The exercise:
Go through the material and write it all out exactly, minus the pictures.

==================================================

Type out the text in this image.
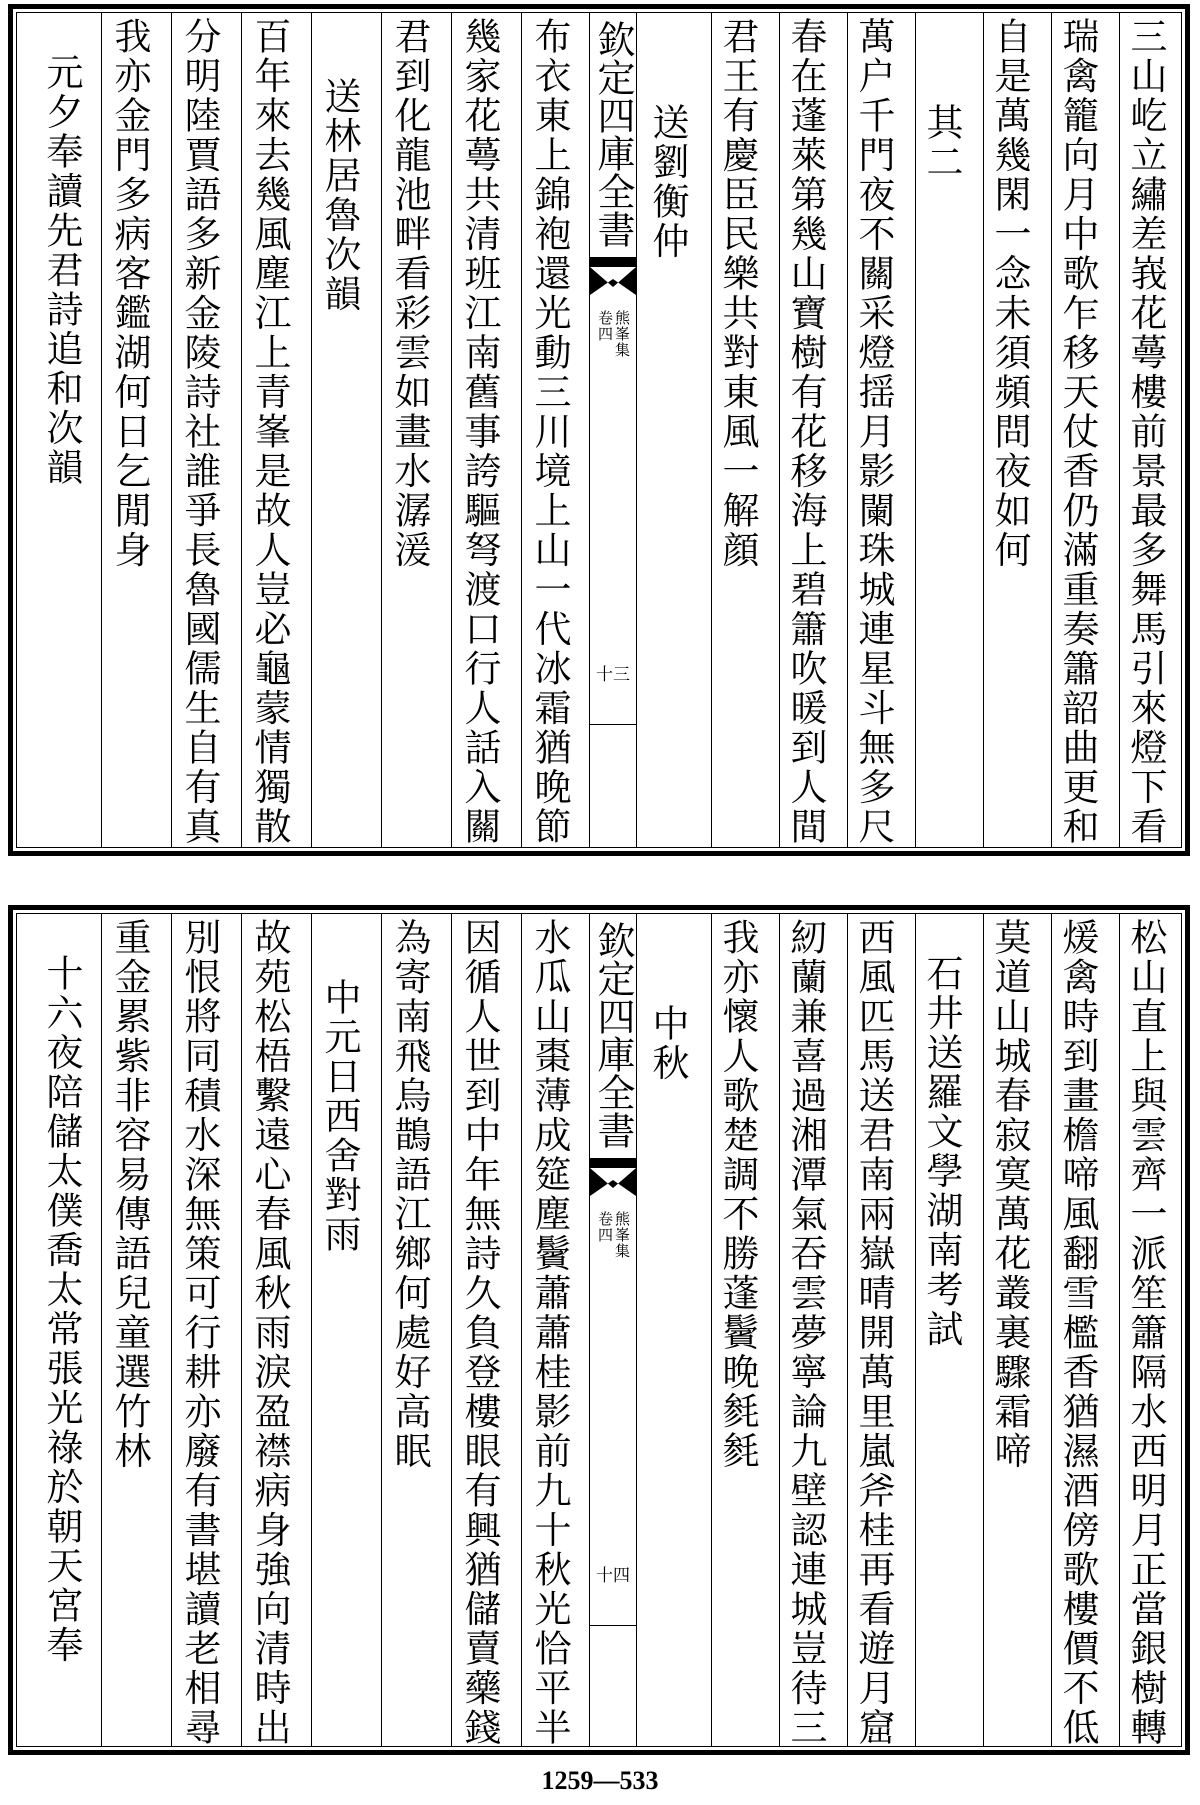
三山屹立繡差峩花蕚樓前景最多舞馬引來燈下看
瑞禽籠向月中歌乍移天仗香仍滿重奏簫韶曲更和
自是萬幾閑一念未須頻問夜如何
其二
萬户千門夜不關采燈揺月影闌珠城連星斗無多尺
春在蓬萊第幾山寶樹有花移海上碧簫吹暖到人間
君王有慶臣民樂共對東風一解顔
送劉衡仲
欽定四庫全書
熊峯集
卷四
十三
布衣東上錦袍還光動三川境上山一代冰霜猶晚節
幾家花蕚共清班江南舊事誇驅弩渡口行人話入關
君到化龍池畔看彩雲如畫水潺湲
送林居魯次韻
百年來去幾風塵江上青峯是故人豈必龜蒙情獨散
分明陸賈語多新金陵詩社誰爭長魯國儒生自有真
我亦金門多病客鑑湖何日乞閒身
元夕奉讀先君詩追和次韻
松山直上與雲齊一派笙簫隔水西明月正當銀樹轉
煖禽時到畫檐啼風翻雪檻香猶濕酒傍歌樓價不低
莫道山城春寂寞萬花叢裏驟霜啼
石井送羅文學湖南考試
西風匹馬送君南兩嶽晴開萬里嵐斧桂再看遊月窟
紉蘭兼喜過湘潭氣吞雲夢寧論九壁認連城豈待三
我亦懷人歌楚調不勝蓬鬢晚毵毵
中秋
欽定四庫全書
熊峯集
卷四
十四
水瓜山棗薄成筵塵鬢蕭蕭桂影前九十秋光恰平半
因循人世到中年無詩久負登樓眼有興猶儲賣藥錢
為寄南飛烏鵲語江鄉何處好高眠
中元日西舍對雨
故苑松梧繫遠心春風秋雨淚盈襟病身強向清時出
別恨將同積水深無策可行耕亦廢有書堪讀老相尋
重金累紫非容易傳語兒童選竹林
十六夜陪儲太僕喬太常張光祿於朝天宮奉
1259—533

==================================================

Exercise result:
Type out the text in this image.
三山屹立繡差峩花蕚樓前景最多舞馬引來燈下看
瑞禽籠向月中歌乍移天仗香仍滿重奏簫韶曲更和
自是萬幾閑一念未須頻問夜如何
其二
萬户千門夜不關采燈揺月影闌珠城連星斗無多尺
春在蓬萊第幾山寶樹有花移海上碧簫吹暖到人間
君王有慶臣民樂共對東風一解顔
送劉衡仲
欽定四庫全書
熊峯集
卷四
十三
布衣東上錦袍還光動三川境上山一代冰霜猶晚節
幾家花蕚共清班江南舊事誇驅弩渡口行人話入關
君到化龍池畔看彩雲如畫水潺湲
送林居魯次韻
百年來去幾風塵江上青峯是故人豈必龜蒙情獨散
分明陸賈語多新金陵詩社誰爭長魯國儒生自有真
我亦金門多病客鑑湖何日乞閒身
元夕奉讀先君詩追和次韻
松山直上與雲齊一派笙簫隔水西明月正當銀樹轉
煖禽時到畫檐啼風翻雪檻香猶濕酒傍歌樓價不低
莫道山城春寂寞萬花叢裏驟霜啼
石井送羅文學湖南考試
西風匹馬送君南兩嶽晴開萬里嵐斧桂再看遊月窟
紉蘭兼喜過湘潭氣吞雲夢寧論九壁認連城豈待三
我亦懷人歌楚調不勝蓬鬢晚毵毵
中秋
欽定四庫全書
熊峯集
卷四
十四
水瓜山棗薄成筵塵鬢蕭蕭桂影前九十秋光恰平半
因循人世到中年無詩久負登樓眼有興猶儲賣藥錢
為寄南飛烏鵲語江鄉何處好高眠
中元日西舍對雨
故苑松梧繫遠心春風秋雨淚盈襟病身強向清時出
別恨將同積水深無策可行耕亦廢有書堪讀老相尋
重金累紫非容易傳語兒童選竹林
十六夜陪儲太僕喬太常張光祿於朝天宮奉
1259—533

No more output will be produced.